[Aim]: Nothing in the data should change when you return it, but leave the pictures out.
BEGIN Data to process
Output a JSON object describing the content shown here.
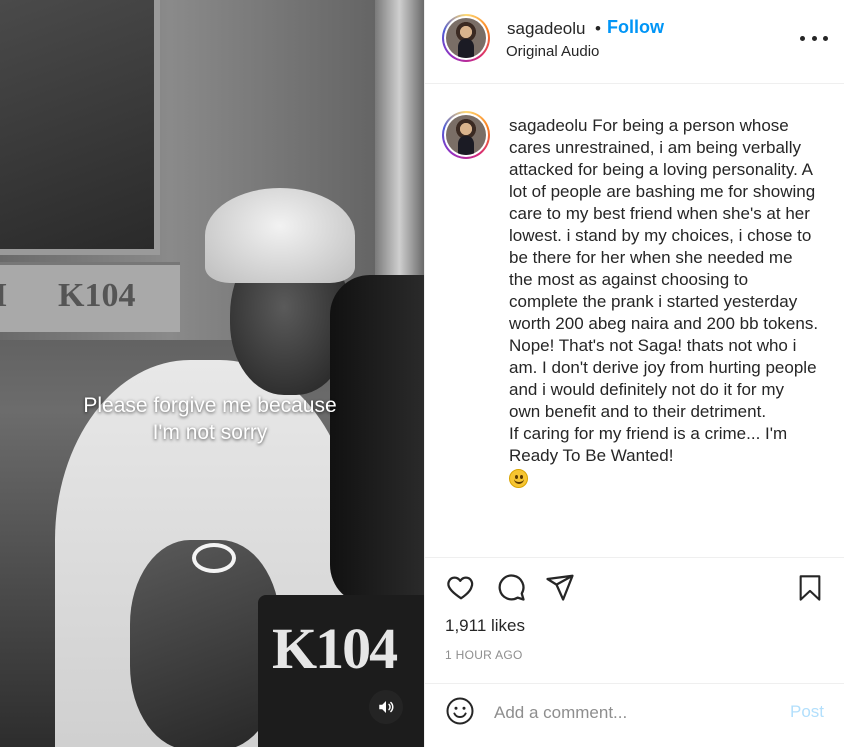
{
  "media": {
    "caption_line1": "Please forgive me because",
    "caption_line2": "I'm not sorry",
    "wall_logo_left": "I",
    "wall_logo": "K104",
    "desk_logo": "K104",
    "audio_icon": "speaker-icon"
  },
  "header": {
    "username": "sagadeolu",
    "separator": "•",
    "follow_label": "Follow",
    "audio_label": "Original Audio",
    "more_icon": "more-options-icon"
  },
  "caption": {
    "username": "sagadeolu",
    "text": "For being a person whose cares unrestrained, i am being verbally attacked for being a loving personality. A lot of people are bashing me for showing care to my best friend when she's at her lowest. i stand by my choices, i chose to be there for her when she needed me the most as against choosing to complete the prank i started yesterday worth 200 abeg naira and 200 bb tokens. Nope! That's not Saga! thats not who i am. I don't derive joy from hurting people and i would definitely not do it for my own benefit and to their detriment.",
    "text2": "If caring for my friend is a crime... I'm Ready To Be Wanted!",
    "emoji": "smiling-face-icon"
  },
  "actions": {
    "like_icon": "heart-icon",
    "comment_icon": "comment-icon",
    "share_icon": "share-icon",
    "save_icon": "bookmark-icon",
    "likes": "1,911 likes",
    "time": "1 HOUR AGO"
  },
  "comment_box": {
    "emoji_icon": "emoji-icon",
    "placeholder": "Add a comment...",
    "post_label": "Post"
  },
  "colors": {
    "accent": "#0095f6",
    "post_disabled": "#b2dffc",
    "text": "#262626",
    "muted": "#8e8e8e"
  }
}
END Data to process
[Output below]:
Output a JSON object describing the content shown here.
{
  "media": {
    "caption_line1": "Please forgive me because",
    "caption_line2": "I'm not sorry",
    "wall_logo_left": "I",
    "wall_logo": "K104",
    "desk_logo": "K104",
    "audio_icon": "speaker-icon"
  },
  "header": {
    "username": "sagadeolu",
    "separator": "•",
    "follow_label": "Follow",
    "audio_label": "Original Audio",
    "more_icon": "more-options-icon"
  },
  "caption": {
    "username": "sagadeolu",
    "text": "For being a person whose cares unrestrained, i am being verbally attacked for being a loving personality. A lot of people are bashing me for showing care to my best friend when she's at her lowest. i stand by my choices, i chose to be there for her when she needed me the most as against choosing to complete the prank i started yesterday worth 200 abeg naira and 200 bb tokens. Nope! That's not Saga! thats not who i am. I don't derive joy from hurting people and i would definitely not do it for my own benefit and to their detriment.",
    "text2": "If caring for my friend is a crime... I'm Ready To Be Wanted!",
    "emoji": "smiling-face-icon"
  },
  "actions": {
    "like_icon": "heart-icon",
    "comment_icon": "comment-icon",
    "share_icon": "share-icon",
    "save_icon": "bookmark-icon",
    "likes": "1,911 likes",
    "time": "1 HOUR AGO"
  },
  "comment_box": {
    "emoji_icon": "emoji-icon",
    "placeholder": "Add a comment...",
    "post_label": "Post"
  },
  "colors": {
    "accent": "#0095f6",
    "post_disabled": "#b2dffc",
    "text": "#262626",
    "muted": "#8e8e8e"
  }
}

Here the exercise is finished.